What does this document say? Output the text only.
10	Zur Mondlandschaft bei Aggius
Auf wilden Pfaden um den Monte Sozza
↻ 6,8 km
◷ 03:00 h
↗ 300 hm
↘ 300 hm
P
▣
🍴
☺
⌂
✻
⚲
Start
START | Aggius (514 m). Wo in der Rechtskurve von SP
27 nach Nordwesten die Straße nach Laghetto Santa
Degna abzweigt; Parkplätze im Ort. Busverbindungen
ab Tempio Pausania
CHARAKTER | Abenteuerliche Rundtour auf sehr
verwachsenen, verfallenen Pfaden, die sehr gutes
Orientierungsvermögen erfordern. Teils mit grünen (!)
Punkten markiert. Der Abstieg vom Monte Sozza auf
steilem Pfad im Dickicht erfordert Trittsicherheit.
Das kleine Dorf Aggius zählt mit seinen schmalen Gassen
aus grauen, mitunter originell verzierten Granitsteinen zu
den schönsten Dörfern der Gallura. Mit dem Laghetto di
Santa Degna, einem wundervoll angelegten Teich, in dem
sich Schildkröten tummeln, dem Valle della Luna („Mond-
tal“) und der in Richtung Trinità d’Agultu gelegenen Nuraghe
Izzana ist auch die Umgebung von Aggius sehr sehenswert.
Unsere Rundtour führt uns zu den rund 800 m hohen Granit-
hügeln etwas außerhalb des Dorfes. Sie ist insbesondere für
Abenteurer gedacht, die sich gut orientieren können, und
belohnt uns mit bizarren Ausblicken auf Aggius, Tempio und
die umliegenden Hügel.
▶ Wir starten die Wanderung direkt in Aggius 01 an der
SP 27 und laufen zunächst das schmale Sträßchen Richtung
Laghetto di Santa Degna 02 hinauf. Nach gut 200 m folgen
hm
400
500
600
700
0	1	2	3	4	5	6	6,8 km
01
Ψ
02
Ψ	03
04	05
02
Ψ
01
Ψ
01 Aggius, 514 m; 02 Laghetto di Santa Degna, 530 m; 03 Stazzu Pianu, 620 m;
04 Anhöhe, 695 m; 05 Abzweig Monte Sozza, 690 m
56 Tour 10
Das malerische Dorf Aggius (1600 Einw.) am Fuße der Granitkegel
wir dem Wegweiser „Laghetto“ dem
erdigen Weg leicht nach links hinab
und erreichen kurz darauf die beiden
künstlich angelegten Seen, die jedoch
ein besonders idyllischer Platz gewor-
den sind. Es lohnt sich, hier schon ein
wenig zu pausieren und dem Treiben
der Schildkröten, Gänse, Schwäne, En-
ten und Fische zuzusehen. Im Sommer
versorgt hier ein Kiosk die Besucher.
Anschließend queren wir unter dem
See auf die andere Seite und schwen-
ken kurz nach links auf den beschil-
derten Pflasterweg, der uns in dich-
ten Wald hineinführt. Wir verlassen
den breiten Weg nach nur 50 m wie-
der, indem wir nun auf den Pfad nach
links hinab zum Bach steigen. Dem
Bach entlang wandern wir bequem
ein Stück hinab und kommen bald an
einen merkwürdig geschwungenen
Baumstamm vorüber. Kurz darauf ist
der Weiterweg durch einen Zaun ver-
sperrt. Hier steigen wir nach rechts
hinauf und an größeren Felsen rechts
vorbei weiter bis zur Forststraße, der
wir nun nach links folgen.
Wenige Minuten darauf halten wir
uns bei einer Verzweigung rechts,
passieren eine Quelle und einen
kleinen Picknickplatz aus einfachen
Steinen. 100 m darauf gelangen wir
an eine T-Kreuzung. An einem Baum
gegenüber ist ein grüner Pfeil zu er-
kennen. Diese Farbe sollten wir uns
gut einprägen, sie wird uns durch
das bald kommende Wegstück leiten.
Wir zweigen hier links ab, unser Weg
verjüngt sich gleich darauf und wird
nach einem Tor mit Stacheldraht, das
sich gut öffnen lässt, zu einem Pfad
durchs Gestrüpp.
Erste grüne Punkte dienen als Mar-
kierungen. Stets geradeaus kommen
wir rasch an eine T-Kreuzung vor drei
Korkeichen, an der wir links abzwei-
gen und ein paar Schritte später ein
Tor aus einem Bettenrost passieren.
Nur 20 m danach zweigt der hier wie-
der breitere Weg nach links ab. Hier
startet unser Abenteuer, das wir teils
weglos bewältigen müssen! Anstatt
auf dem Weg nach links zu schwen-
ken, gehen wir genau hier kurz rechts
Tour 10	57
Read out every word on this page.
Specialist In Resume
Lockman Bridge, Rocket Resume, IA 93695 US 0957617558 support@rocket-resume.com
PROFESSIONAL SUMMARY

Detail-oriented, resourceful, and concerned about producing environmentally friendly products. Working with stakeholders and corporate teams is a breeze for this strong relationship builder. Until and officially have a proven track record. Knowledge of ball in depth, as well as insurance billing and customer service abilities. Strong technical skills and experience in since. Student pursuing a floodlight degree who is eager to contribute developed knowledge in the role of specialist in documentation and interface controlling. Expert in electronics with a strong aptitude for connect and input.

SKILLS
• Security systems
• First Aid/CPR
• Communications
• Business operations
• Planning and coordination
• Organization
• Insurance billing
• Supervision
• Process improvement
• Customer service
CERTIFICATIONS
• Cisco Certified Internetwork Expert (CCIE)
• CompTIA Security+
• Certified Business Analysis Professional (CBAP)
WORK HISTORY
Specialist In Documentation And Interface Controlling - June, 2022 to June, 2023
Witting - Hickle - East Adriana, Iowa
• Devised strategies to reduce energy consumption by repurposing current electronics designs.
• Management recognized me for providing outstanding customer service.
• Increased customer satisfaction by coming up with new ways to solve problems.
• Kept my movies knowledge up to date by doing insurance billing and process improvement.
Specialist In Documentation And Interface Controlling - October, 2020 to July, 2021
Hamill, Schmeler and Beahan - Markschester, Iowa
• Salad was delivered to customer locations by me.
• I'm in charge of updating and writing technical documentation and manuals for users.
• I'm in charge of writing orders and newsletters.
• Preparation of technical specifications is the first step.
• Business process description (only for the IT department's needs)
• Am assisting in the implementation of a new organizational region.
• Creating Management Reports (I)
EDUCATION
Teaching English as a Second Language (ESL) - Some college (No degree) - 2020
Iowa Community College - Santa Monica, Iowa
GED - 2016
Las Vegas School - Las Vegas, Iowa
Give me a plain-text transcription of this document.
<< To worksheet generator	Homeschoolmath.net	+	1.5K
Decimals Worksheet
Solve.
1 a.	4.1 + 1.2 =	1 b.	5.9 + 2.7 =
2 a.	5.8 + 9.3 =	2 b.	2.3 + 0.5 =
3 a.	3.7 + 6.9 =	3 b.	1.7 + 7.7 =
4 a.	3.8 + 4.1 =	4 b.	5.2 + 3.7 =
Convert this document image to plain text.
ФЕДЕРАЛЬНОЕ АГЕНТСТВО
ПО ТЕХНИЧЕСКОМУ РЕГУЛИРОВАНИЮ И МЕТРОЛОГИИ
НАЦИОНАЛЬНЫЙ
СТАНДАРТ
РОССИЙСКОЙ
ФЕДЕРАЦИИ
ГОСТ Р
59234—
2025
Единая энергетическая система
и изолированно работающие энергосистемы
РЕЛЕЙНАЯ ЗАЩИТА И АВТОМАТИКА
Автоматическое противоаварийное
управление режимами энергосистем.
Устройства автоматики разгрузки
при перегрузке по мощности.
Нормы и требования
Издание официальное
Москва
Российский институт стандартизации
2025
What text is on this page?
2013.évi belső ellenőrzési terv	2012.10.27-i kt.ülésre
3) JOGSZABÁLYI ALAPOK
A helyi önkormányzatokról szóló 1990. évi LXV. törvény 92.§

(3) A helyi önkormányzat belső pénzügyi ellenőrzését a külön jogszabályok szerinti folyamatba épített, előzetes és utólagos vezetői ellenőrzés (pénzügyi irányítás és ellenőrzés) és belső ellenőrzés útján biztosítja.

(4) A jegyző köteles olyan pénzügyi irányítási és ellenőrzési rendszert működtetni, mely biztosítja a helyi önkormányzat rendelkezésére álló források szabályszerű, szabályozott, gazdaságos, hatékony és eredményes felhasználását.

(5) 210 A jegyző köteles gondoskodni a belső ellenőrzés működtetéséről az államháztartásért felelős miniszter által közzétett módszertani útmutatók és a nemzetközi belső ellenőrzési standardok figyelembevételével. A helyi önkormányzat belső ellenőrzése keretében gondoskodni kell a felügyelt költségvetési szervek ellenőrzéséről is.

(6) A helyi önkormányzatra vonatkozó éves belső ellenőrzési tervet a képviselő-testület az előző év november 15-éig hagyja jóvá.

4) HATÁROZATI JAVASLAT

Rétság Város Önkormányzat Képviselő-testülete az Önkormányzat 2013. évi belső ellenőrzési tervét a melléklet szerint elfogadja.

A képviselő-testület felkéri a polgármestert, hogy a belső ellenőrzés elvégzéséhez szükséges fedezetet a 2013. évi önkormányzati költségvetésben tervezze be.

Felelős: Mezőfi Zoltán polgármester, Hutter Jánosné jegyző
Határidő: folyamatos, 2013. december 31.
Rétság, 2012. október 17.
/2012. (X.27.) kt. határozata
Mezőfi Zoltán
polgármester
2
____
§ **GOAL**
Locate the word "degree" in the data above. Copy every line carrying it.

§ **OUTPUT OF THE EXERCISE**
Detail-oriented, resourceful, and concerned about producing environmentally friendly products. Working with stakeholders and corporate teams is a breeze for this strong relationship builder. Until and officially have a proven track record. Knowledge of ball in depth, as well as insurance billing and customer service abilities. Strong technical skills and experience in since. Student pursuing a floodlight degree who is eager to contribute developed knowledge in the role of specialist in documentation and interface controlling. Expert in electronics with a strong aptitude for connect and input.
Teaching English as a Second Language (ESL) - Some college (No degree) - 2020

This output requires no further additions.